Data to use:
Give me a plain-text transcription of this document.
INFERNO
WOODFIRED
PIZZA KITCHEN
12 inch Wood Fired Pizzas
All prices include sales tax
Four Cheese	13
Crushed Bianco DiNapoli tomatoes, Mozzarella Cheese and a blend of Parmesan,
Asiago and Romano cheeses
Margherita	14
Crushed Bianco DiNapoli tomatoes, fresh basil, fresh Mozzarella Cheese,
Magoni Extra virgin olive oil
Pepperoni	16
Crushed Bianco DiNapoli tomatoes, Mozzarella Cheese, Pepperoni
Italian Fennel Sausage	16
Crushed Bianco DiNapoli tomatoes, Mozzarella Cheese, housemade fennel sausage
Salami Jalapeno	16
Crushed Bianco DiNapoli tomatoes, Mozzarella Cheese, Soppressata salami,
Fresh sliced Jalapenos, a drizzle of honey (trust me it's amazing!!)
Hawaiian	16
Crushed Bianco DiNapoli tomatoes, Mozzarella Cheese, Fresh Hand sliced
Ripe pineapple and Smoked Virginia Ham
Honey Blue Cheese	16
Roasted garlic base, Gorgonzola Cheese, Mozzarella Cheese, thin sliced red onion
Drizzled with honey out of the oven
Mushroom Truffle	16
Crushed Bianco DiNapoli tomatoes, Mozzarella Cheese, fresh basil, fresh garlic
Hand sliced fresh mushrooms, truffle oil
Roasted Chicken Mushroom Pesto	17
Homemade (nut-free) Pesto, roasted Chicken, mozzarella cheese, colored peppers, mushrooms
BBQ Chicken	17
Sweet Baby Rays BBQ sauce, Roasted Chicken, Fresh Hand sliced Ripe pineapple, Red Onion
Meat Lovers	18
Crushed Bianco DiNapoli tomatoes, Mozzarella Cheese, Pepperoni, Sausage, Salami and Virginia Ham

Problem statement:
Your task is to gather every line with the word "Crushed" and copy it.

Solution to this task:
Crushed Bianco DiNapoli tomatoes, Mozzarella Cheese and a blend of Parmesan,
Crushed Bianco DiNapoli tomatoes, fresh basil, fresh Mozzarella Cheese,
Crushed Bianco DiNapoli tomatoes, Mozzarella Cheese, Pepperoni
Crushed Bianco DiNapoli tomatoes, Mozzarella Cheese, housemade fennel sausage
Crushed Bianco DiNapoli tomatoes, Mozzarella Cheese, Soppressata salami,
Crushed Bianco DiNapoli tomatoes, Mozzarella Cheese, Fresh Hand sliced
Crushed Bianco DiNapoli tomatoes, Mozzarella Cheese, fresh basil, fresh garlic
Crushed Bianco DiNapoli tomatoes, Mozzarella Cheese, Pepperoni, Sausage, Salami and Virginia Ham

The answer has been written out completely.